◆ Do this ◆
Go through the records and extract every line with the word "大学院生除く".

(Records from a data source)
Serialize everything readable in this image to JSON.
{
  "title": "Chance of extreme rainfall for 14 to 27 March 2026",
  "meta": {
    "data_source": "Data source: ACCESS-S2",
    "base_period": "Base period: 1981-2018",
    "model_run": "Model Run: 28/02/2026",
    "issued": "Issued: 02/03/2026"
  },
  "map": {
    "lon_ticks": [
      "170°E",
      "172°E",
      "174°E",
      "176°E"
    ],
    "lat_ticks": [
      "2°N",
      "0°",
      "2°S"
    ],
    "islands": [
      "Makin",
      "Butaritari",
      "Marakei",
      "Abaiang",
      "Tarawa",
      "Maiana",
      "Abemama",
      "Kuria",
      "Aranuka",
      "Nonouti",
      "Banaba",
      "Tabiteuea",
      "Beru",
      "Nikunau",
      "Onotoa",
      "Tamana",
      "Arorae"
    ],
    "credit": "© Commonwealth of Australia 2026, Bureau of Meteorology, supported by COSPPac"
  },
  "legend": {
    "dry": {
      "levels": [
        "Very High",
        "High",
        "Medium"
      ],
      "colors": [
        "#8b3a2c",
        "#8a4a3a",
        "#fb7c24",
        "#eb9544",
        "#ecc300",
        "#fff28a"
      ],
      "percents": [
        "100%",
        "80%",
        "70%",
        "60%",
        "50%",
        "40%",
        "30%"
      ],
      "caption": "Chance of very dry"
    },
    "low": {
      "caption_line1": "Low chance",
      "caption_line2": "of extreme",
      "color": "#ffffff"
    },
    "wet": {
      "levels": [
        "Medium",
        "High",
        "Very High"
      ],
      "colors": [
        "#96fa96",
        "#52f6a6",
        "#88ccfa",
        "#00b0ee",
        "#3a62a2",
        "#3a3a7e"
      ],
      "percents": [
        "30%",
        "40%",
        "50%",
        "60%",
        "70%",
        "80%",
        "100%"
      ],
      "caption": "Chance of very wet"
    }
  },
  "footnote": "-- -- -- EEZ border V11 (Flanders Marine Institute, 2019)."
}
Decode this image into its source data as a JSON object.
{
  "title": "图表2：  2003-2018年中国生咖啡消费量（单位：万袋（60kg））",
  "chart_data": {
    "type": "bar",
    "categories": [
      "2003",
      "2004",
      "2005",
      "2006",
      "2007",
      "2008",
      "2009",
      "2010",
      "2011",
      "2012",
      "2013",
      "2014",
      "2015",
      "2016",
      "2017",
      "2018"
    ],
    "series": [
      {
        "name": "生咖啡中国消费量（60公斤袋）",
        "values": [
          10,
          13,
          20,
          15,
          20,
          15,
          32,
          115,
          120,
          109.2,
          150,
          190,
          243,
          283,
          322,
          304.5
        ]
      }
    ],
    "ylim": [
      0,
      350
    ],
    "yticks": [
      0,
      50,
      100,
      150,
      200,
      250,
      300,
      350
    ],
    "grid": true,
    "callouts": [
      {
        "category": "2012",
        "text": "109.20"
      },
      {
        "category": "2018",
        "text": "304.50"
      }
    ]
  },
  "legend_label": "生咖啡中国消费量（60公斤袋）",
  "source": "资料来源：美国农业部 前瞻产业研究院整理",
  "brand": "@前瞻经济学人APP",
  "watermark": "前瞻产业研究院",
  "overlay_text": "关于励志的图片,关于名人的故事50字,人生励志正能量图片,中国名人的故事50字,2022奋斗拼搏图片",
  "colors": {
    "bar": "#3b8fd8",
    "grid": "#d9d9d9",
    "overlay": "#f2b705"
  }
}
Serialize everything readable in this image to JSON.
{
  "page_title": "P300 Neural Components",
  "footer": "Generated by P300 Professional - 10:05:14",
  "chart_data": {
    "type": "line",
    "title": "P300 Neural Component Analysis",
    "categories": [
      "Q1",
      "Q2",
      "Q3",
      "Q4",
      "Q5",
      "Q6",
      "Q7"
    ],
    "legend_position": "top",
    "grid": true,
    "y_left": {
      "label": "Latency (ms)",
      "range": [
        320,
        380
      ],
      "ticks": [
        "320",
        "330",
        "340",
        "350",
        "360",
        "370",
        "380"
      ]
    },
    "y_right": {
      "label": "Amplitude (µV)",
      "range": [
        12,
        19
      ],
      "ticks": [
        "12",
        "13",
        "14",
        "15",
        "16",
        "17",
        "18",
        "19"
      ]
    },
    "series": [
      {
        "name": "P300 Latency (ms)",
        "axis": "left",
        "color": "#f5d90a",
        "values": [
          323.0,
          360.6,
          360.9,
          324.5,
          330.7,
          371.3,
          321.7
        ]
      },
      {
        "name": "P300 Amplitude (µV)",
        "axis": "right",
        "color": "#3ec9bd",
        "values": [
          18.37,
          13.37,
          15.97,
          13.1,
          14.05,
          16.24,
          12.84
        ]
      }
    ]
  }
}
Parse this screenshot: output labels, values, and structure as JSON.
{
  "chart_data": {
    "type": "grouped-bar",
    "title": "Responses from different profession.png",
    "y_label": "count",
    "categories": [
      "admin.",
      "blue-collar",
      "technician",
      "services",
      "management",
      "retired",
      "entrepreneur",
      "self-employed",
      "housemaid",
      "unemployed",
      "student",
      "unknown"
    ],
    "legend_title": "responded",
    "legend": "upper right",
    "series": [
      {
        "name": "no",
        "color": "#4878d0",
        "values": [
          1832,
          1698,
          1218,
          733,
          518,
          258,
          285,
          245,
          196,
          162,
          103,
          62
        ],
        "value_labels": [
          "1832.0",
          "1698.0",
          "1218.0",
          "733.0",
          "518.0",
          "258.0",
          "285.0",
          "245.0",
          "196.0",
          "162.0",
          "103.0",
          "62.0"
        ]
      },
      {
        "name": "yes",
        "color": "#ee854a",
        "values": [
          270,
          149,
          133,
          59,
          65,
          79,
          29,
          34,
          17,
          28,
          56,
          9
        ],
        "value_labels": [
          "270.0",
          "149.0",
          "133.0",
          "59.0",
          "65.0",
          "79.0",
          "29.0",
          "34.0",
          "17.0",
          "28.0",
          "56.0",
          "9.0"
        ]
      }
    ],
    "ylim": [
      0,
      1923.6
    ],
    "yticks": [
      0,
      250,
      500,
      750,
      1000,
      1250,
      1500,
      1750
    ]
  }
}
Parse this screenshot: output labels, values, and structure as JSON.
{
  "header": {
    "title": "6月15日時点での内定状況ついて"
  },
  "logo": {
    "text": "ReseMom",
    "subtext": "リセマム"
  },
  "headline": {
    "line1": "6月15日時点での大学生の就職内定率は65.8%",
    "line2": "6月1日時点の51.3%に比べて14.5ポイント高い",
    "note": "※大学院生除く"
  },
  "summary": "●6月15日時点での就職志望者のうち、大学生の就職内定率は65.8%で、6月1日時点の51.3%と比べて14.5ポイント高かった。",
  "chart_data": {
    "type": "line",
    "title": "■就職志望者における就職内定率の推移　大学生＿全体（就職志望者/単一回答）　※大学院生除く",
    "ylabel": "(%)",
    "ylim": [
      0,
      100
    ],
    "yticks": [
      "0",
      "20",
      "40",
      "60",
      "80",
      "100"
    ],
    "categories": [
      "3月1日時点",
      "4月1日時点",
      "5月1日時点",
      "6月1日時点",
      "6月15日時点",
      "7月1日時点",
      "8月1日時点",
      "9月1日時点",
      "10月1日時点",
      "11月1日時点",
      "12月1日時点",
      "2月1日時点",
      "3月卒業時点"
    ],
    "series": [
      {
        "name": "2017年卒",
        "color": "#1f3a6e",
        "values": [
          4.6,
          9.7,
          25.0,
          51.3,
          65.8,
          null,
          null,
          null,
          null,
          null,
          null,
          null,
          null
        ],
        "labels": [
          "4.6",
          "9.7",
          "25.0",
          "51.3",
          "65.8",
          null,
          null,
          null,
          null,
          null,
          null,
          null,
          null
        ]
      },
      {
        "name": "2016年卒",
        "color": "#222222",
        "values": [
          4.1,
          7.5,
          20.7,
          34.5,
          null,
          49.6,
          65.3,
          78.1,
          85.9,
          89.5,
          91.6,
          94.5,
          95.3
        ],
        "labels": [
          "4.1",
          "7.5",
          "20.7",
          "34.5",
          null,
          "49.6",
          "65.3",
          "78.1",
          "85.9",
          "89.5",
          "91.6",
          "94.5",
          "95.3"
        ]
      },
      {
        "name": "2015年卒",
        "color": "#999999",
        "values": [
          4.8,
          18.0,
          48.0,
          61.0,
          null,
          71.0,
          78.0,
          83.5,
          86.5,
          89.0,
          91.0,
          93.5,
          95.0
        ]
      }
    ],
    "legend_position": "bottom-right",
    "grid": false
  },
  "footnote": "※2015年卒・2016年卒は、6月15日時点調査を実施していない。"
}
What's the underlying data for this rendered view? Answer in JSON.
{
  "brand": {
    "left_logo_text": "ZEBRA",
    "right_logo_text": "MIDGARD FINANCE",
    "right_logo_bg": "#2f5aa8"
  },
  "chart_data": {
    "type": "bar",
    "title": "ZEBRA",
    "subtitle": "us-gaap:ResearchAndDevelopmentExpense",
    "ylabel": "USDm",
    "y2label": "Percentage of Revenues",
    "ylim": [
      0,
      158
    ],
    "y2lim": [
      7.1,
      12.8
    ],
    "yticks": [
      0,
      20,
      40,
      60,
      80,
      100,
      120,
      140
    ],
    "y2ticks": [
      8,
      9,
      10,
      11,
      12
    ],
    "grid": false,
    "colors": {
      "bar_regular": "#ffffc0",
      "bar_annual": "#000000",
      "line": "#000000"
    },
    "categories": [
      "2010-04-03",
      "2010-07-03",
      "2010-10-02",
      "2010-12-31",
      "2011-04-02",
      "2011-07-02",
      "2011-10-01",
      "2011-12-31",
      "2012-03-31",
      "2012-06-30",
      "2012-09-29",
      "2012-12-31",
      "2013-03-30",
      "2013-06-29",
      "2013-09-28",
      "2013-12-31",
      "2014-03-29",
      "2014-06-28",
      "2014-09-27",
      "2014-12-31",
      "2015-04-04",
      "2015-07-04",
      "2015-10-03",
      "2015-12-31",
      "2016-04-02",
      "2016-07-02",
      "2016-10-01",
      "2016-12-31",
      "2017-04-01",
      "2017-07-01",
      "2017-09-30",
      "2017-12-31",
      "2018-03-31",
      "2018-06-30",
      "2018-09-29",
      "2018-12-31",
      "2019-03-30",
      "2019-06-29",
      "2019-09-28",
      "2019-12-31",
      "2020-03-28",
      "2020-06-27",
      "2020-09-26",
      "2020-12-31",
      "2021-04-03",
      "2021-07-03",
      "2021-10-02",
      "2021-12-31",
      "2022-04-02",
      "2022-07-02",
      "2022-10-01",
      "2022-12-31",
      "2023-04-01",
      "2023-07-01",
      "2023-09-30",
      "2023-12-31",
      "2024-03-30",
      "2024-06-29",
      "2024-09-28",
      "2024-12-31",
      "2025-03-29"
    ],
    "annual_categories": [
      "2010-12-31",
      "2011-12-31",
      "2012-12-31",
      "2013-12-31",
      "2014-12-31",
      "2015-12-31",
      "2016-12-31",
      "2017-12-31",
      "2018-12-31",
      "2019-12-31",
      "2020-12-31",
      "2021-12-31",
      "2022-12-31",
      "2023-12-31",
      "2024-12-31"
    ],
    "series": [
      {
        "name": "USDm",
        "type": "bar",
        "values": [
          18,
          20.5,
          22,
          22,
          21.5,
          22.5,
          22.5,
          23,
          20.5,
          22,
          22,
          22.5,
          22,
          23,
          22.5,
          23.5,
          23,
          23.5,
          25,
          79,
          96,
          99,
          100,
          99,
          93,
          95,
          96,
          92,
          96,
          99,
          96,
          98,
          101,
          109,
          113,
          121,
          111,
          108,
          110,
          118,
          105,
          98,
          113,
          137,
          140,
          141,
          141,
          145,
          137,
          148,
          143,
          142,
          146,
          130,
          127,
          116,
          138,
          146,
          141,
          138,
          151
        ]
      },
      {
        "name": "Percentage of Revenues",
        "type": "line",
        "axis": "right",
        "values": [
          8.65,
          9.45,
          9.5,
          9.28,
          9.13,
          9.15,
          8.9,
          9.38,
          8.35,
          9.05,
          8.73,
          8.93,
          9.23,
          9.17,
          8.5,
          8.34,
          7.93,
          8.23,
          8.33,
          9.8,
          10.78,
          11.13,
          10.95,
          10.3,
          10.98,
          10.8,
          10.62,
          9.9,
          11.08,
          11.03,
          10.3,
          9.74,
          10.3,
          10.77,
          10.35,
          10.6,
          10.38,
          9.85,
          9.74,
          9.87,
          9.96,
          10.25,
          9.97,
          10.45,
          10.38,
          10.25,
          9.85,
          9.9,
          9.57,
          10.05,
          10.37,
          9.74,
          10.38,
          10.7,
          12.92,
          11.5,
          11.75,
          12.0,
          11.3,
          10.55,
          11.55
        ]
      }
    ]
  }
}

◆ Correct response ◆
    "note": "※大学院生除く"
    "title": "■就職志望者における就職内定率の推移　大学生＿全体（就職志望者/単一回答）　※大学院生除く",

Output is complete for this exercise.